Exercise description:
Keep the pictures out of the copy and print all the entries below exactly.

Data to use:
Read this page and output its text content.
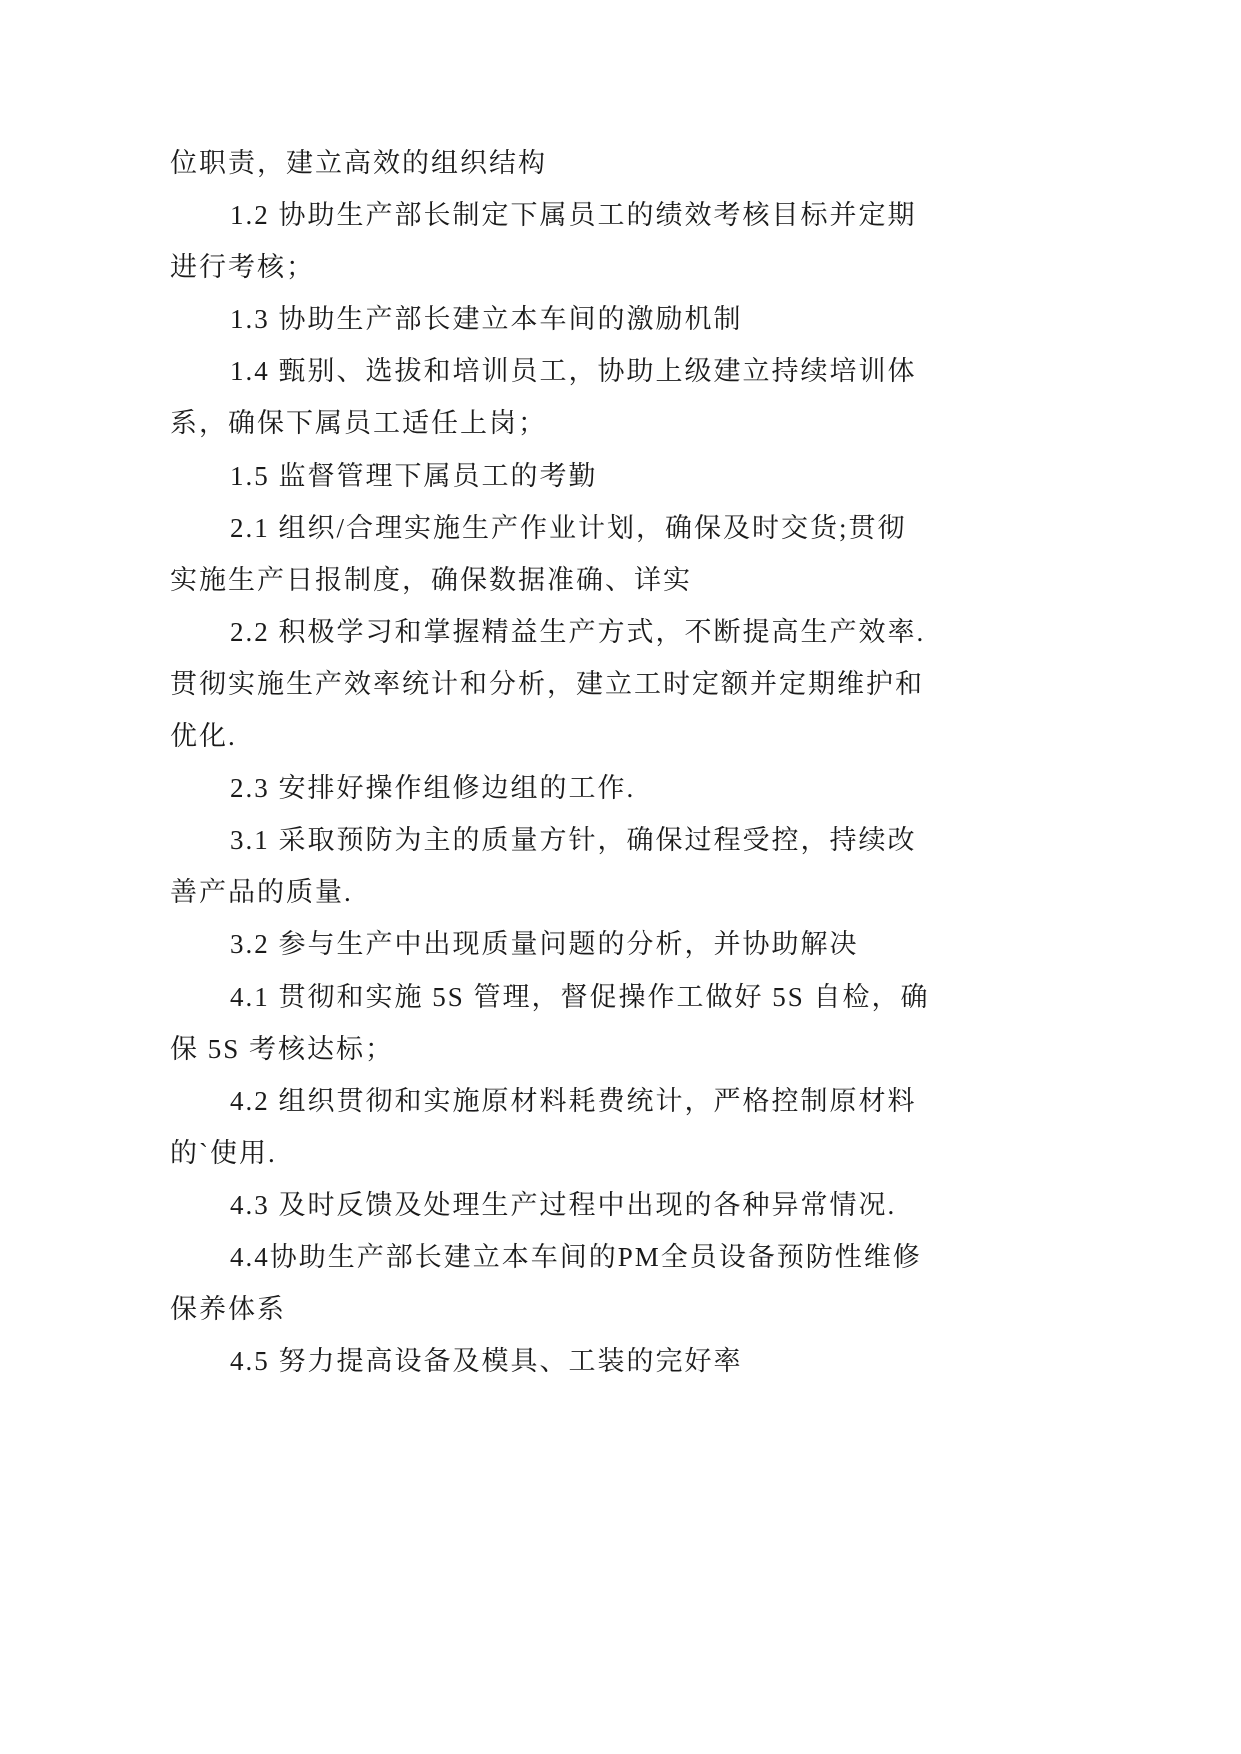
位职责，建立高效的组织结构
1.2 协助生产部长制定下属员工的绩效考核目标并定期
进行考核；
1.3 协助生产部长建立本车间的激励机制
1.4 甄别、选拔和培训员工，协助上级建立持续培训体
系，确保下属员工适任上岗；
1.5 监督管理下属员工的考勤
2.1 组织/合理实施生产作业计划，确保及时交货;贯彻
实施生产日报制度，确保数据准确、详实
2.2 积极学习和掌握精益生产方式，不断提高生产效率.
贯彻实施生产效率统计和分析，建立工时定额并定期维护和
优化.
2.3 安排好操作组修边组的工作.
3.1 采取预防为主的质量方针，确保过程受控，持续改
善产品的质量.
3.2 参与生产中出现质量问题的分析，并协助解决
4.1 贯彻和实施 5S 管理，督促操作工做好 5S 自检，确
保 5S 考核达标；
4.2 组织贯彻和实施原材料耗费统计，严格控制原材料
的`使用.
4.3 及时反馈及处理生产过程中出现的各种异常情况.
4.4协助生产部长建立本车间的PM全员设备预防性维修
保养体系
4.5 努力提高设备及模具、工装的完好率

Response to the task:
Read this page and output its text content.
位职责，建立高效的组织结构
1.2 协助生产部长制定下属员工的绩效考核目标并定期
进行考核；
1.3 协助生产部长建立本车间的激励机制
1.4 甄别、选拔和培训员工，协助上级建立持续培训体
系，确保下属员工适任上岗；
1.5 监督管理下属员工的考勤
2.1 组织/合理实施生产作业计划，确保及时交货;贯彻
实施生产日报制度，确保数据准确、详实
2.2 积极学习和掌握精益生产方式，不断提高生产效率.
贯彻实施生产效率统计和分析，建立工时定额并定期维护和
优化.
2.3 安排好操作组修边组的工作.
3.1 采取预防为主的质量方针，确保过程受控，持续改
善产品的质量.
3.2 参与生产中出现质量问题的分析，并协助解决
4.1 贯彻和实施 5S 管理，督促操作工做好 5S 自检，确
保 5S 考核达标；
4.2 组织贯彻和实施原材料耗费统计，严格控制原材料
的`使用.
4.3 及时反馈及处理生产过程中出现的各种异常情况.
4.4协助生产部长建立本车间的PM全员设备预防性维修
保养体系
4.5 努力提高设备及模具、工装的完好率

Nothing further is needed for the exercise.